Exercise description –
Rewrite the listing below with every "interactable" changed to "clickable" and nothing else altered. Leave the pictures out of your answer.

Dataset content –

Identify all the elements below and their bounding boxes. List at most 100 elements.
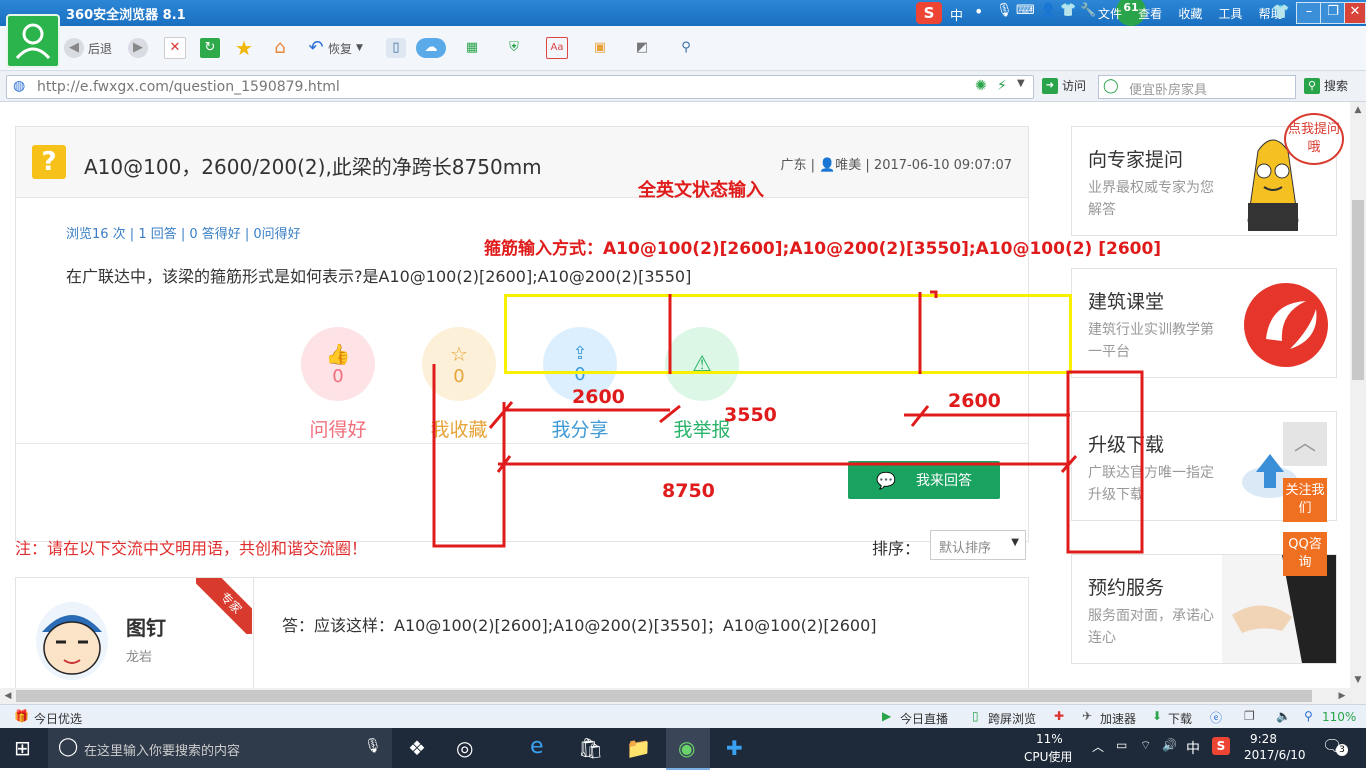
keyboard-icon[interactable]: ⌨ xyxy=(1016,3,1035,18)
restore-tab-button[interactable]: ↶ 恢复 ▼ xyxy=(306,36,363,60)
phone-button[interactable]: ▯ xyxy=(386,36,406,60)
clock-time[interactable]: 9:28 xyxy=(1250,732,1277,746)
microphone-icon[interactable]: 🎙 xyxy=(996,3,1013,18)
app-spiral-icon[interactable]: ◎ xyxy=(456,736,473,760)
scroll-right-icon[interactable]: ▶ xyxy=(1334,688,1350,704)
today-live[interactable]: 今日直播 xyxy=(900,710,948,727)
annotation-total-8750: 8750 xyxy=(662,480,715,502)
cross-screen[interactable]: 跨屏浏览 xyxy=(988,710,1036,727)
file-explorer-icon[interactable]: 📁 xyxy=(626,736,651,760)
apps-button[interactable]: ▦ xyxy=(462,36,482,60)
annotation-dimension-lines xyxy=(432,290,1144,554)
status-bar: 🎁 今日优选 ▶ 今日直播 ▯ 跨屏浏览 ✚ ✈ 加速器 ⬇ 下载 ⓔ ❐ 🔈 … xyxy=(0,704,1366,729)
translate-icon: Aa xyxy=(546,37,568,59)
home-button[interactable]: ⌂ xyxy=(270,36,290,60)
tray-ime[interactable]: 中 xyxy=(1186,738,1200,758)
task-view-icon[interactable]: ❖ xyxy=(408,736,426,760)
vertical-scrollbar[interactable]: ▲ ▼ xyxy=(1350,102,1366,688)
search-engine-icon: ◯ xyxy=(1103,78,1119,94)
speed-icon: ✺ xyxy=(975,78,987,94)
menu-tools[interactable]: 工具 xyxy=(1218,7,1242,21)
user-avatar-button[interactable] xyxy=(6,14,60,68)
download-icon: ⬇ xyxy=(1152,709,1163,723)
annotation-dim-2600-left: 2600 xyxy=(572,386,625,408)
translate-button[interactable]: Aa xyxy=(546,36,568,60)
sogou-ime-icon[interactable]: S xyxy=(916,2,942,24)
skin-icon[interactable]: 👕 xyxy=(1272,4,1289,20)
window-title: 360安全浏览器 8.1 xyxy=(66,8,186,23)
search-button[interactable]: ⚲ 搜索 xyxy=(1304,77,1348,94)
globe-icon: ◍ xyxy=(13,78,26,94)
today-picks[interactable]: 今日优选 xyxy=(34,710,82,727)
cloud-icon: ☁ xyxy=(416,38,446,58)
app-plus-icon[interactable]: ✚ xyxy=(726,736,743,760)
accelerator[interactable]: 加速器 xyxy=(1100,710,1136,727)
store-icon[interactable]: 🛍 xyxy=(578,736,603,760)
screenshot-button[interactable]: ▣ xyxy=(590,36,610,60)
game-button[interactable]: ◩ xyxy=(632,36,652,60)
vertical-scroll-thumb[interactable] xyxy=(1352,200,1364,380)
refresh-icon: ↻ xyxy=(200,38,220,58)
url-input[interactable]: ◍ http://e.fwxgx.com/question_1590879.ht… xyxy=(6,75,1034,99)
screenshot-icon: ▣ xyxy=(593,40,607,55)
chevron-down-icon: ▼ xyxy=(356,43,363,53)
go-arrow-icon: ➜ xyxy=(1042,77,1058,94)
annotation-dim-2600-right: 2600 xyxy=(948,390,1001,412)
favorite-button[interactable]: ★ xyxy=(234,36,254,60)
wifi-icon[interactable]: ⌔ xyxy=(1140,738,1151,753)
ie-icon[interactable]: ⓔ xyxy=(1210,709,1222,726)
refresh-button[interactable]: ↻ xyxy=(200,36,220,60)
battery-icon[interactable]: ▭ xyxy=(1116,738,1127,752)
search-icon: ⚲ xyxy=(1304,77,1320,94)
gamepad-icon: ◩ xyxy=(635,40,649,55)
forward-button[interactable]: ▶ xyxy=(128,36,148,60)
window-icon[interactable]: ❐ xyxy=(1244,709,1255,723)
cloud-button[interactable]: ☁ xyxy=(416,36,446,60)
horizontal-scrollbar[interactable]: ◀ ▶ xyxy=(0,688,1366,704)
shirt-icon[interactable]: 👕 xyxy=(1060,3,1076,18)
horizontal-scroll-thumb[interactable] xyxy=(16,690,1312,702)
close-button[interactable]: ✕ xyxy=(1344,2,1366,24)
menu-file[interactable]: 文件 xyxy=(1098,7,1122,21)
zoom-level[interactable]: 110% xyxy=(1322,710,1356,724)
sogou-tray-icon[interactable]: S xyxy=(1212,737,1230,755)
scroll-down-icon[interactable]: ▼ xyxy=(1350,672,1366,688)
edge-browser-icon[interactable]: e xyxy=(530,734,544,759)
menu-view[interactable]: 查看 xyxy=(1138,7,1162,21)
visit-button[interactable]: ➜ 访问 xyxy=(1042,77,1086,94)
search-input[interactable]: ◯ 便宜卧房家具 xyxy=(1098,75,1296,99)
medkit-icon[interactable]: ✚ xyxy=(1054,709,1064,723)
user-icon[interactable]: 👤 xyxy=(1040,3,1056,18)
volume-icon[interactable]: 🔈 xyxy=(1276,709,1291,723)
taskbar-360-browser[interactable]: ◉ xyxy=(666,728,710,770)
restore-button[interactable]: ❐ xyxy=(1320,2,1346,24)
clock-date[interactable]: 2017/6/10 xyxy=(1244,748,1306,762)
address-bar: ◍ http://e.fwxgx.com/question_1590879.ht… xyxy=(0,71,1366,102)
zoom-icon: ⚲ xyxy=(1304,709,1313,723)
tray-chevron-icon[interactable]: ︿ xyxy=(1092,738,1104,755)
cpu-percent: 11% xyxy=(1036,732,1063,746)
shield-icon: ⛨ xyxy=(509,40,519,55)
cortana-icon: ◯ xyxy=(58,736,79,757)
page-content: ? A10@100，2600/200(2),此梁的净跨长8750mm 广东 | … xyxy=(0,102,1350,694)
speaker-icon[interactable]: 🔊 xyxy=(1162,738,1177,752)
scroll-left-icon[interactable]: ◀ xyxy=(0,688,16,704)
shield-button[interactable]: ⛨ xyxy=(504,36,524,60)
download[interactable]: 下载 xyxy=(1168,710,1192,727)
back-button[interactable]: ◀ 后退 xyxy=(64,36,112,60)
undo-icon: ↶ xyxy=(308,37,324,58)
ime-mode[interactable]: 中 xyxy=(950,5,963,24)
url-dropdown-icon[interactable]: ▼ xyxy=(1017,78,1025,89)
zoom-button[interactable]: ⚲ xyxy=(676,36,696,60)
notification-count: 3 xyxy=(1336,744,1348,756)
microphone-icon[interactable]: 🎙 xyxy=(364,738,382,754)
minimize-button[interactable]: – xyxy=(1296,2,1322,24)
scroll-up-icon[interactable]: ▲ xyxy=(1350,102,1366,118)
menu-bar: 文件 查看 收藏 工具 帮助 xyxy=(1086,5,1283,22)
stop-button[interactable]: ✕ xyxy=(164,36,186,60)
taskbar-search-input[interactable]: ◯ 在这里输入你要搜索的内容 🎙 xyxy=(48,728,392,768)
menu-favorites[interactable]: 收藏 xyxy=(1178,7,1202,21)
windows-start-icon[interactable]: ⊞ xyxy=(14,736,31,760)
ime-punct[interactable]: • xyxy=(974,2,983,21)
forward-arrow-icon: ▶ xyxy=(128,38,148,58)
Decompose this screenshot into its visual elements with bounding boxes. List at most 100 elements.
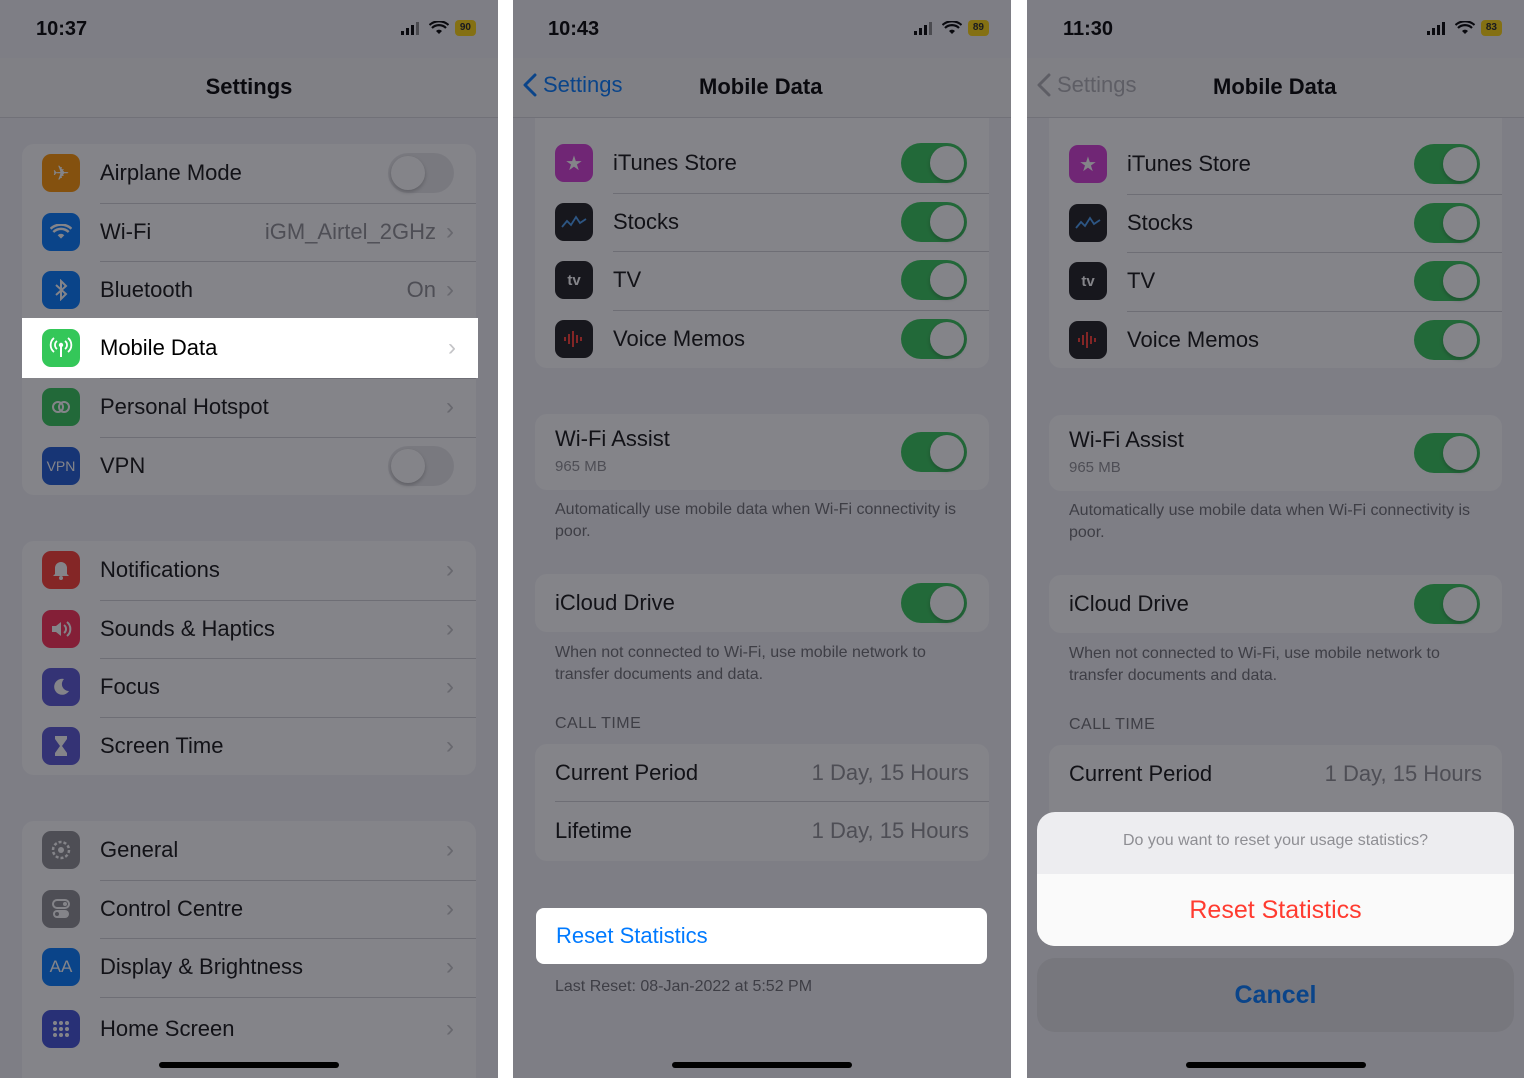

Exercise result –
Identify all the elements below and their bounding boxes. List at most 100 elements.
keyboard-icon[clickable]: ⌨ xyxy=(1016,3,1035,18)
restore-tab-button[clickable]: ↶ 恢复 ▼ xyxy=(306,36,363,60)
phone-button[clickable]: ▯ xyxy=(386,36,406,60)
clock-time[clickable]: 9:28 xyxy=(1250,732,1277,746)
microphone-icon[clickable]: 🎙 xyxy=(996,3,1013,18)
app-spiral-icon[clickable]: ◎ xyxy=(456,736,473,760)
scroll-right-icon[clickable]: ▶ xyxy=(1334,688,1350,704)
today-live[clickable]: 今日直播 xyxy=(900,710,948,727)
annotation-total-8750: 8750 xyxy=(662,480,715,502)
cross-screen[clickable]: 跨屏浏览 xyxy=(988,710,1036,727)
file-explorer-icon[clickable]: 📁 xyxy=(626,736,651,760)
apps-button[clickable]: ▦ xyxy=(462,36,482,60)
annotation-dimension-lines xyxy=(432,290,1144,554)
status-bar: 🎁 今日优选 ▶ 今日直播 ▯ 跨屏浏览 ✚ ✈ 加速器 ⬇ 下载 ⓔ ❐ 🔈 … xyxy=(0,704,1366,729)
translate-icon: Aa xyxy=(546,37,568,59)
home-button[clickable]: ⌂ xyxy=(270,36,290,60)
tray-ime[clickable]: 中 xyxy=(1186,738,1200,758)
task-view-icon[clickable]: ❖ xyxy=(408,736,426,760)
vertical-scrollbar[clickable]: ▲ ▼ xyxy=(1350,102,1366,688)
search-engine-icon: ◯ xyxy=(1103,78,1119,94)
speed-icon: ✺ xyxy=(975,78,987,94)
menu-tools[clickable]: 工具 xyxy=(1218,7,1242,21)
user-avatar-button[clickable] xyxy=(6,14,60,68)
download-icon: ⬇ xyxy=(1152,709,1163,723)
annotation-dim-2600-left: 2600 xyxy=(572,386,625,408)
translate-button[clickable]: Aa xyxy=(546,36,568,60)
sogou-ime-icon[clickable]: S xyxy=(916,2,942,24)
skin-icon[clickable]: 👕 xyxy=(1272,4,1289,20)
window-title: 360安全浏览器 8.1 xyxy=(66,8,186,23)
search-button[clickable]: ⚲ 搜索 xyxy=(1304,77,1348,94)
globe-icon: ◍ xyxy=(13,78,26,94)
today-picks[clickable]: 今日优选 xyxy=(34,710,82,727)
cloud-icon: ☁ xyxy=(416,38,446,58)
app-plus-icon[clickable]: ✚ xyxy=(726,736,743,760)
accelerator[clickable]: 加速器 xyxy=(1100,710,1136,727)
store-icon[clickable]: 🛍 xyxy=(578,736,603,760)
screenshot-button[clickable]: ▣ xyxy=(590,36,610,60)
game-button[clickable]: ◩ xyxy=(632,36,652,60)
vertical-scroll-thumb[clickable] xyxy=(1352,200,1364,380)
refresh-icon: ↻ xyxy=(200,38,220,58)
url-input[clickable]: ◍ http://e.fwxgx.com/question_1590879.ht… xyxy=(6,75,1034,99)
screenshot-icon: ▣ xyxy=(593,40,607,55)
chevron-down-icon: ▼ xyxy=(356,43,363,53)
go-arrow-icon: ➜ xyxy=(1042,77,1058,94)
annotation-dim-2600-right: 2600 xyxy=(948,390,1001,412)
favorite-button[clickable]: ★ xyxy=(234,36,254,60)
wifi-icon[clickable]: ⌔ xyxy=(1140,738,1151,753)
ie-icon[clickable]: ⓔ xyxy=(1210,709,1222,726)
refresh-button[clickable]: ↻ xyxy=(200,36,220,60)
battery-icon[clickable]: ▭ xyxy=(1116,738,1127,752)
search-icon: ⚲ xyxy=(1304,77,1320,94)
gamepad-icon: ◩ xyxy=(635,40,649,55)
forward-button[clickable]: ▶ xyxy=(128,36,148,60)
window-icon[clickable]: ❐ xyxy=(1244,709,1255,723)
cloud-button[clickable]: ☁ xyxy=(416,36,446,60)
horizontal-scrollbar[clickable]: ◀ ▶ xyxy=(0,688,1366,704)
shirt-icon[clickable]: 👕 xyxy=(1060,3,1076,18)
horizontal-scroll-thumb[clickable] xyxy=(16,690,1312,702)
close-button[clickable]: ✕ xyxy=(1344,2,1366,24)
menu-file[clickable]: 文件 xyxy=(1098,7,1122,21)
zoom-level[clickable]: 110% xyxy=(1322,710,1356,724)
sogou-tray-icon[clickable]: S xyxy=(1212,737,1230,755)
scroll-down-icon[clickable]: ▼ xyxy=(1350,672,1366,688)
edge-browser-icon[clickable]: e xyxy=(530,734,544,759)
menu-view[clickable]: 查看 xyxy=(1138,7,1162,21)
visit-button[clickable]: ➜ 访问 xyxy=(1042,77,1086,94)
search-input[clickable]: ◯ 便宜卧房家具 xyxy=(1098,75,1296,99)
medkit-icon[clickable]: ✚ xyxy=(1054,709,1064,723)
user-icon[clickable]: 👤 xyxy=(1040,3,1056,18)
volume-icon[clickable]: 🔈 xyxy=(1276,709,1291,723)
taskbar-360-browser[clickable]: ◉ xyxy=(666,728,710,770)
restore-button[clickable]: ❐ xyxy=(1320,2,1346,24)
clock-date[clickable]: 2017/6/10 xyxy=(1244,748,1306,762)
address-bar: ◍ http://e.fwxgx.com/question_1590879.ht… xyxy=(0,71,1366,102)
zoom-icon: ⚲ xyxy=(1304,709,1313,723)
tray-chevron-icon[clickable]: ︿ xyxy=(1092,738,1104,755)
cpu-percent: 11% xyxy=(1036,732,1063,746)
shield-icon: ⛨ xyxy=(509,40,519,55)
cortana-icon: ◯ xyxy=(58,736,79,757)
page-content: ? A10@100，2600/200(2),此梁的净跨长8750mm 广东 | … xyxy=(0,102,1350,694)
speaker-icon[clickable]: 🔊 xyxy=(1162,738,1177,752)
scroll-left-icon[clickable]: ◀ xyxy=(0,688,16,704)
shield-button[clickable]: ⛨ xyxy=(504,36,524,60)
download[clickable]: 下载 xyxy=(1168,710,1192,727)
back-button[clickable]: ◀ 后退 xyxy=(64,36,112,60)
undo-icon: ↶ xyxy=(308,37,324,58)
ime-mode[clickable]: 中 xyxy=(950,5,963,24)
url-dropdown-icon[clickable]: ▼ xyxy=(1017,78,1025,89)
zoom-button[clickable]: ⚲ xyxy=(676,36,696,60)
notification-count: 3 xyxy=(1336,744,1348,756)
microphone-icon[clickable]: 🎙 xyxy=(364,738,382,754)
minimize-button[clickable]: – xyxy=(1296,2,1322,24)
scroll-up-icon[clickable]: ▲ xyxy=(1350,102,1366,118)
menu-bar: 文件 查看 收藏 工具 帮助 xyxy=(1086,5,1283,22)
stop-button[clickable]: ✕ xyxy=(164,36,186,60)
taskbar-search-input[clickable]: ◯ 在这里输入你要搜索的内容 🎙 xyxy=(48,728,392,768)
menu-favorites[clickable]: 收藏 xyxy=(1178,7,1202,21)
windows-start-icon[clickable]: ⊞ xyxy=(14,736,31,760)
ime-punct[clickable]: • xyxy=(974,2,983,21)
forward-arrow-icon: ▶ xyxy=(128,38,148,58)
Decompose this screenshot into its visual elements with bounding boxes. List at most 100 elements.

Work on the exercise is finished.